TASK REQUIREMENTS: Hunt for the word "Population" across the entries below, copying each line that holds it.

RECORDS PROVIDED:
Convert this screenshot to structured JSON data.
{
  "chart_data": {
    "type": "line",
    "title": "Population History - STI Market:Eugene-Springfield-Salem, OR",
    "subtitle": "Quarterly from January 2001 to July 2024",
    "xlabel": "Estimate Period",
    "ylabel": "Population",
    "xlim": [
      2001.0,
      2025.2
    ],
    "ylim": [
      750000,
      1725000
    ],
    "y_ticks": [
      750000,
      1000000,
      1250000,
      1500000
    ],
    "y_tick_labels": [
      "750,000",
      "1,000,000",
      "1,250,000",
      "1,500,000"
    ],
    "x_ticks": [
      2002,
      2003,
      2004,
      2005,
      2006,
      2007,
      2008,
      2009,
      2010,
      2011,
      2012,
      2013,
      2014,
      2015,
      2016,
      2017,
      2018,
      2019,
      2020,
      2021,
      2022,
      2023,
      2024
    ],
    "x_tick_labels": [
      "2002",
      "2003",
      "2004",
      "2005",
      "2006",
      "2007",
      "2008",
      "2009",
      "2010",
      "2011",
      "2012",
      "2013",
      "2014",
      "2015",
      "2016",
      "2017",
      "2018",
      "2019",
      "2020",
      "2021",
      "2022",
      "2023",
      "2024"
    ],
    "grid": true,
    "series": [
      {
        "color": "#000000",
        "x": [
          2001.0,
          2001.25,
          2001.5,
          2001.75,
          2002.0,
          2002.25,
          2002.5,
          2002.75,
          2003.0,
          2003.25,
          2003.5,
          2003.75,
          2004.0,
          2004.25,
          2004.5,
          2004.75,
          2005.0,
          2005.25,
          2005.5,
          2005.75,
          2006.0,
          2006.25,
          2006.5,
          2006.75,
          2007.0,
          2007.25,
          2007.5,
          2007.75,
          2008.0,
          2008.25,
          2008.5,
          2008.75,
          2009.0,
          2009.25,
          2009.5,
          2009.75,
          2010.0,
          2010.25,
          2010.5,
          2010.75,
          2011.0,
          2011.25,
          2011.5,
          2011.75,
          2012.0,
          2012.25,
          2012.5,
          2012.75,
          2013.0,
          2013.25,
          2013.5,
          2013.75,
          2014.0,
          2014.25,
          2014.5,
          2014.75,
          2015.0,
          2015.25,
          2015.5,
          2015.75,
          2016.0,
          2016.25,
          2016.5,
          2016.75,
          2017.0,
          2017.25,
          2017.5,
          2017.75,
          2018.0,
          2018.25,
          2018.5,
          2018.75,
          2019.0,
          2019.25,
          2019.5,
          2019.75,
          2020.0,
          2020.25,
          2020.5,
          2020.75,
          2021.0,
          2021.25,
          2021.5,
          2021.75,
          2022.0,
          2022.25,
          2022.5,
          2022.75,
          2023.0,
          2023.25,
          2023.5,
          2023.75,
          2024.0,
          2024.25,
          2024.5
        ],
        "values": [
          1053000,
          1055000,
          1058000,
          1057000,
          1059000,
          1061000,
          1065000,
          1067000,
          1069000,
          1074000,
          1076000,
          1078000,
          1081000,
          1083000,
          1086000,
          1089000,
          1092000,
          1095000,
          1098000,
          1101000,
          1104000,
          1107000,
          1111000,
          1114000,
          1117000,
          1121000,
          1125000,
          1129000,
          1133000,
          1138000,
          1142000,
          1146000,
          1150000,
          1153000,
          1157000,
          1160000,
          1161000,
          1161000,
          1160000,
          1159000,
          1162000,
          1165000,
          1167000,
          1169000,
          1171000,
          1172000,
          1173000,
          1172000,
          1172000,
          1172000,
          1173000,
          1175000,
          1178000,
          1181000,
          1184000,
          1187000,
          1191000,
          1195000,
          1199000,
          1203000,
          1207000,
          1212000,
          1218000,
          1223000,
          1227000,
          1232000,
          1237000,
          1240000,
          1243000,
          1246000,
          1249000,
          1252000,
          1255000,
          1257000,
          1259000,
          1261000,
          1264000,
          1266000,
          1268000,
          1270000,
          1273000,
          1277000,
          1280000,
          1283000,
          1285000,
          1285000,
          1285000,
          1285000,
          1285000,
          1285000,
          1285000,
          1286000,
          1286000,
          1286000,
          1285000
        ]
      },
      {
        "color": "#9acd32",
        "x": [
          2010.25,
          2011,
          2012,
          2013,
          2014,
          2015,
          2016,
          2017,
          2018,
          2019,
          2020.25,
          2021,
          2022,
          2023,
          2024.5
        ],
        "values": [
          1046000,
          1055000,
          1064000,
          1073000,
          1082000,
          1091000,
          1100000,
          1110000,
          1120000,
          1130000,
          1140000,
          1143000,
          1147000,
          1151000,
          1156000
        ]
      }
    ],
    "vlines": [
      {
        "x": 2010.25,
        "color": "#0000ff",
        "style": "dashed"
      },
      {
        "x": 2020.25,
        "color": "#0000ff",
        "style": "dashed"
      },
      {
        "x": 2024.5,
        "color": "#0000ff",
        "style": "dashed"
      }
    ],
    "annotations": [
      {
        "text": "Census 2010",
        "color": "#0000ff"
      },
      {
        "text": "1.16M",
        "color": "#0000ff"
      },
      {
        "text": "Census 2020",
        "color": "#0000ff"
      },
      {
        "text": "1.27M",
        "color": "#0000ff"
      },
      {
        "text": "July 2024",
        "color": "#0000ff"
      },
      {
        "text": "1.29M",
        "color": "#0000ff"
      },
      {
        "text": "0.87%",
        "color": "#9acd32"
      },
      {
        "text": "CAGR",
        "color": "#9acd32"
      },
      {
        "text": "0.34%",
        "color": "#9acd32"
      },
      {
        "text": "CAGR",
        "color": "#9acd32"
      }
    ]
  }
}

CORRECT RESPONSE:
    "title": "Population History - STI Market:Eugene-Springfield-Salem, OR",
    "ylabel": "Population",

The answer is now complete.